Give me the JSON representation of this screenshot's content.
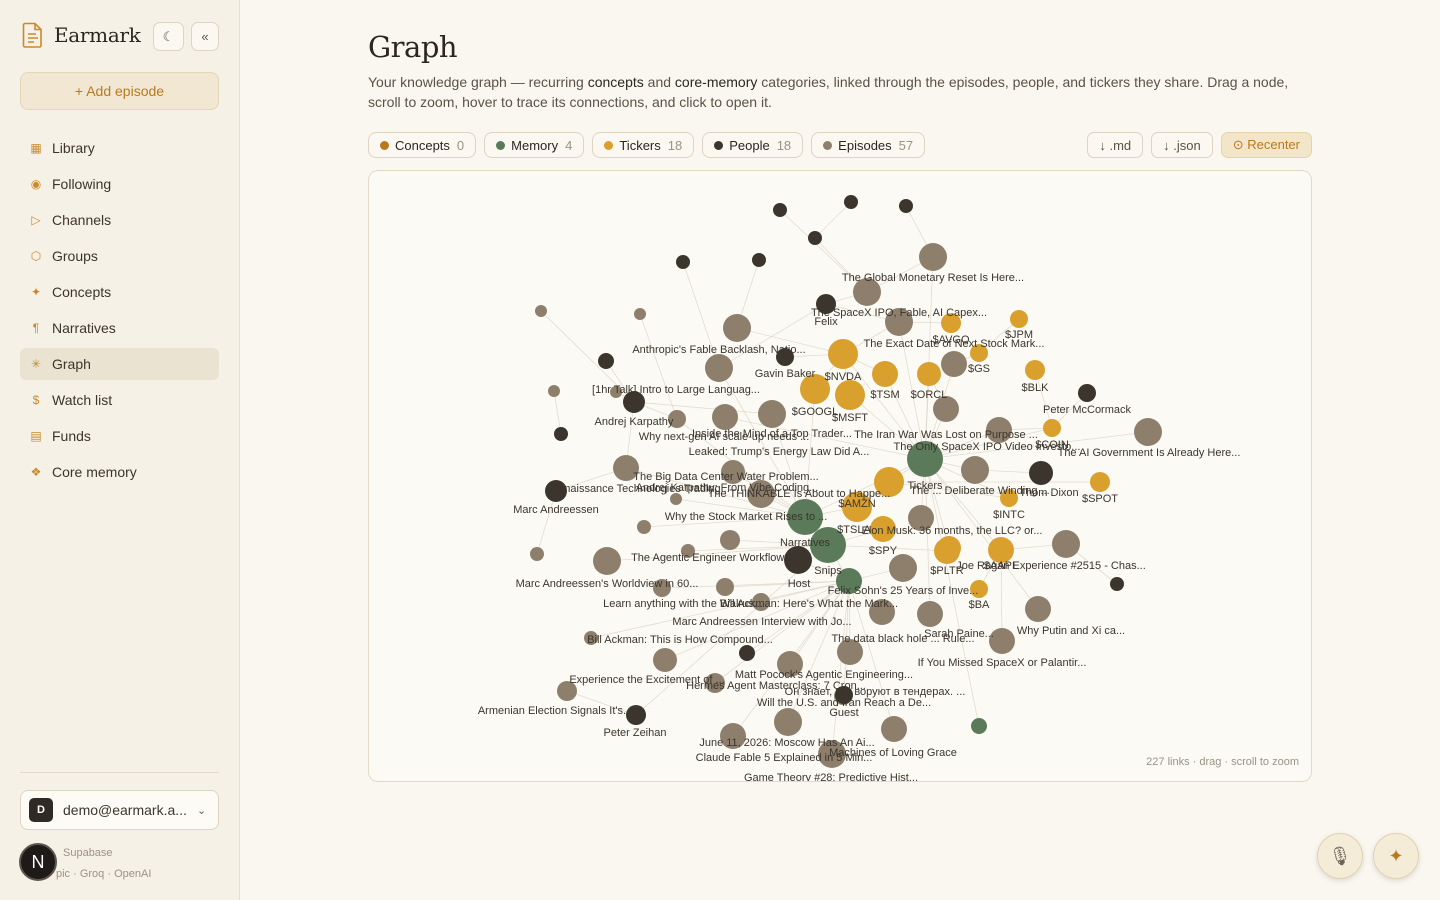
{
  "app": {
    "name": "Earmark",
    "theme_toggle_icon": "moon-icon",
    "collapse_icon": "double-chevron-left-icon",
    "add_episode_label": "+ Add episode"
  },
  "sidebar": {
    "items": [
      {
        "label": "Library",
        "icon": "grid-icon",
        "active": false
      },
      {
        "label": "Following",
        "icon": "target-icon",
        "active": false
      },
      {
        "label": "Channels",
        "icon": "play-icon",
        "active": false
      },
      {
        "label": "Groups",
        "icon": "hexagon-icon",
        "active": false
      },
      {
        "label": "Concepts",
        "icon": "sparkle-icon",
        "active": false
      },
      {
        "label": "Narratives",
        "icon": "pilcrow-icon",
        "active": false
      },
      {
        "label": "Graph",
        "icon": "asterisk-icon",
        "active": true
      },
      {
        "label": "Watch list",
        "icon": "dollar-icon",
        "active": false
      },
      {
        "label": "Funds",
        "icon": "stack-icon",
        "active": false
      },
      {
        "label": "Core memory",
        "icon": "diamond-icon",
        "active": false
      }
    ],
    "account": {
      "avatar_letter": "D",
      "email": "demo@earmark.a..."
    },
    "providers_line1": "Supabase",
    "providers_line2": "pic · Groq · OpenAI",
    "n_badge": "N"
  },
  "page": {
    "title": "Graph",
    "subtitle_a": "Your knowledge graph — recurring ",
    "subtitle_b": "concepts",
    "subtitle_c": " and ",
    "subtitle_d": "core-memory",
    "subtitle_e": " categories, linked through the episodes, people, and tickers they share. Drag a node, scroll to zoom, hover to trace its connections, and click to open it."
  },
  "filters": [
    {
      "label": "Concepts",
      "count": "0",
      "color": "#b87a1e"
    },
    {
      "label": "Memory",
      "count": "4",
      "color": "#5a7a5a"
    },
    {
      "label": "Tickers",
      "count": "18",
      "color": "#d9a02e"
    },
    {
      "label": "People",
      "count": "18",
      "color": "#3c352e"
    },
    {
      "label": "Episodes",
      "count": "57",
      "color": "#8d7f6c"
    }
  ],
  "actions": {
    "md": "↓ .md",
    "json": "↓ .json",
    "recenter": "⊙ Recenter"
  },
  "graph_footer": "227 links · drag · scroll to zoom",
  "graph": {
    "colors": {
      "episode": "#8d7f6c",
      "ticker": "#d9a02e",
      "person": "#3c352e",
      "memory": "#5a7a5a"
    },
    "nodes": [
      {
        "id": "p_top1",
        "type": "person",
        "label": ""
      },
      {
        "id": "p_top2",
        "type": "person",
        "label": ""
      },
      {
        "id": "p_top3",
        "type": "person",
        "label": ""
      },
      {
        "id": "p_top4",
        "type": "person",
        "label": ""
      },
      {
        "id": "p_top5",
        "type": "person",
        "label": ""
      },
      {
        "id": "p_top6",
        "type": "person",
        "label": ""
      },
      {
        "id": "e_gmr",
        "type": "episode",
        "label": "The Global Monetary Reset Is Here..."
      },
      {
        "id": "e_s1",
        "type": "episode",
        "label": ""
      },
      {
        "id": "p_felix",
        "type": "person",
        "label": "Felix"
      },
      {
        "id": "e_spacex",
        "type": "episode",
        "label": "The SpaceX IPO, Fable, AI Capex..."
      },
      {
        "id": "e_s2",
        "type": "episode",
        "label": ""
      },
      {
        "id": "t_avgo",
        "type": "ticker",
        "label": "$AVGO"
      },
      {
        "id": "t_jpm",
        "type": "ticker",
        "label": "$JPM"
      },
      {
        "id": "e_anth",
        "type": "episode",
        "label": "Anthropic's Fable Backlash, Natio..."
      },
      {
        "id": "t_nvda",
        "type": "ticker",
        "label": "$NVDA"
      },
      {
        "id": "p_gavin",
        "type": "person",
        "label": "Gavin Baker"
      },
      {
        "id": "e_exact",
        "type": "episode",
        "label": "The Exact Date of Next Stock Mark..."
      },
      {
        "id": "t_gs",
        "type": "ticker",
        "label": "$GS"
      },
      {
        "id": "p_left1",
        "type": "person",
        "label": ""
      },
      {
        "id": "e_1hr",
        "type": "episode",
        "label": "[1hr Talk] Intro to Large Languag..."
      },
      {
        "id": "t_tsm",
        "type": "ticker",
        "label": "$TSM"
      },
      {
        "id": "t_orcl",
        "type": "ticker",
        "label": "$ORCL"
      },
      {
        "id": "t_blk",
        "type": "ticker",
        "label": "$BLK"
      },
      {
        "id": "p_karp",
        "type": "person",
        "label": "Andrej Karpathy"
      },
      {
        "id": "t_googl",
        "type": "ticker",
        "label": "$GOOGL"
      },
      {
        "id": "t_msft",
        "type": "ticker",
        "label": "$MSFT"
      },
      {
        "id": "p_mccormack",
        "type": "person",
        "label": "Peter McCormack"
      },
      {
        "id": "e_inside",
        "type": "episode",
        "label": "Inside the Mind of a Top Trader..."
      },
      {
        "id": "e_why",
        "type": "episode",
        "label": "Why next-gen AI scale-up needs ..."
      },
      {
        "id": "e_iran",
        "type": "episode",
        "label": "The Iran War Was Lost on Purpose ..."
      },
      {
        "id": "e_leaked",
        "type": "episode",
        "label": "Leaked: Trump's Energy Law Did A..."
      },
      {
        "id": "e_onlysx",
        "type": "episode",
        "label": "The Only SpaceX IPO Video Investo..."
      },
      {
        "id": "t_coin",
        "type": "ticker",
        "label": "$COIN"
      },
      {
        "id": "e_govt",
        "type": "episode",
        "label": "The AI Government Is Already Here..."
      },
      {
        "id": "m_center",
        "type": "memory",
        "label": ""
      },
      {
        "id": "e_bigdata",
        "type": "episode",
        "label": "The Big Data Center Water Problem..."
      },
      {
        "id": "t_spot",
        "type": "ticker",
        "label": "$SPOT"
      },
      {
        "id": "p_renaiss",
        "type": "person",
        "label": "Renaissance Technologies Trading..."
      },
      {
        "id": "t_tickers",
        "type": "ticker",
        "label": "Tickers"
      },
      {
        "id": "e_deliberate",
        "type": "episode",
        "label": "The ... Deliberate Winding ..."
      },
      {
        "id": "p_thom",
        "type": "person",
        "label": "Thom Dixon"
      },
      {
        "id": "e_karp2",
        "type": "episode",
        "label": "Andrej Karpathy: From Vibe Coding..."
      },
      {
        "id": "e_thinkable",
        "type": "episode",
        "label": "The THINKABLE Is About to Happe..."
      },
      {
        "id": "t_amzn",
        "type": "ticker",
        "label": "$AMZN"
      },
      {
        "id": "t_intc",
        "type": "ticker",
        "label": "$INTC"
      },
      {
        "id": "p_marc",
        "type": "person",
        "label": "Marc Andreessen"
      },
      {
        "id": "m_narr",
        "type": "memory",
        "label": ""
      },
      {
        "id": "e_whystock",
        "type": "episode",
        "label": "Why the Stock Market Rises to ..."
      },
      {
        "id": "t_tsla",
        "type": "ticker",
        "label": "$TSLA"
      },
      {
        "id": "e_llc",
        "type": "episode",
        "label": "Elon Musk: 36 months, the LLC? or..."
      },
      {
        "id": "m_narratives",
        "type": "memory",
        "label": "Narratives"
      },
      {
        "id": "e_agentic",
        "type": "episode",
        "label": "The Agentic Engineer Workflow..."
      },
      {
        "id": "t_spy",
        "type": "ticker",
        "label": "$SPY"
      },
      {
        "id": "p_host",
        "type": "person",
        "label": "Host"
      },
      {
        "id": "t_pltr",
        "type": "ticker",
        "label": "$PLTR"
      },
      {
        "id": "t_aapl",
        "type": "ticker",
        "label": "$AAPL"
      },
      {
        "id": "e_rogan",
        "type": "episode",
        "label": "Joe Rogan Experience #2515 - Chas..."
      },
      {
        "id": "m_snips",
        "type": "memory",
        "label": "Snips"
      },
      {
        "id": "e_worldview",
        "type": "episode",
        "label": "Marc Andreessen's Worldview in 60..."
      },
      {
        "id": "e_felix25",
        "type": "episode",
        "label": "Felix Sohn's 25 Years of Inve..."
      },
      {
        "id": "t_ba",
        "type": "ticker",
        "label": "$BA"
      },
      {
        "id": "e_learn",
        "type": "episode",
        "label": "Learn anything with the Walrus..."
      },
      {
        "id": "e_ackman",
        "type": "episode",
        "label": "Bill Ackman: Here's What the Mark..."
      },
      {
        "id": "e_marcint",
        "type": "episode",
        "label": "Marc Andreessen Interview with Jo..."
      },
      {
        "id": "e_putin",
        "type": "episode",
        "label": "Why Putin and Xi ca..."
      },
      {
        "id": "e_ackcomp",
        "type": "episode",
        "label": "Bill Ackman: This is How Compound..."
      },
      {
        "id": "e_datablack",
        "type": "episode",
        "label": "The data black hole ... Rule..."
      },
      {
        "id": "e_sarah",
        "type": "episode",
        "label": "Sarah Paine..."
      },
      {
        "id": "e_missed",
        "type": "episode",
        "label": "If You Missed SpaceX or Palantir..."
      },
      {
        "id": "e_excite",
        "type": "episode",
        "label": "Experience the Excitement of ..."
      },
      {
        "id": "e_pocock",
        "type": "episode",
        "label": "Matt Pocock's Agentic Engineering..."
      },
      {
        "id": "e_hermes",
        "type": "episode",
        "label": "Hermes Agent Masterclass: 7 Cron..."
      },
      {
        "id": "e_tender",
        "type": "episode",
        "label": "Он знает, как воруют в тендерах. ..."
      },
      {
        "id": "e_armenia",
        "type": "episode",
        "label": "Armenian Election Signals It's..."
      },
      {
        "id": "e_usiran",
        "type": "episode",
        "label": "Will the U.S. and Iran Reach a De..."
      },
      {
        "id": "p_guest",
        "type": "person",
        "label": "Guest"
      },
      {
        "id": "p_zeihan",
        "type": "person",
        "label": "Peter Zeihan"
      },
      {
        "id": "e_moscow",
        "type": "episode",
        "label": "June 11, 2026: Moscow Has An Ai..."
      },
      {
        "id": "e_grace",
        "type": "episode",
        "label": "Machines of Loving Grace"
      },
      {
        "id": "e_claude",
        "type": "episode",
        "label": "Claude Fable 5 Explained in 5 Min..."
      },
      {
        "id": "e_game",
        "type": "episode",
        "label": "Game Theory #28: Predictive Hist..."
      },
      {
        "id": "m_small",
        "type": "memory",
        "label": ""
      },
      {
        "id": "e_sm1",
        "type": "episode",
        "label": ""
      },
      {
        "id": "e_sm2",
        "type": "episode",
        "label": ""
      },
      {
        "id": "e_sm3",
        "type": "episode",
        "label": ""
      },
      {
        "id": "e_sm4",
        "type": "episode",
        "label": ""
      },
      {
        "id": "e_sm5",
        "type": "episode",
        "label": ""
      },
      {
        "id": "e_sm6",
        "type": "episode",
        "label": ""
      },
      {
        "id": "p_br",
        "type": "person",
        "label": ""
      },
      {
        "id": "p_mid",
        "type": "person",
        "label": ""
      }
    ]
  }
}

═══

** Goal **
Collect each line above holding the string "scroll".

** Expected answer **
    "subtitle_e": " categories, linked through the episodes, people, and tickers they share. Drag a node, scroll to zoom, hover to trace its connections, and click to open it."
  "graph_footer": "227 links · drag · scroll to zoom",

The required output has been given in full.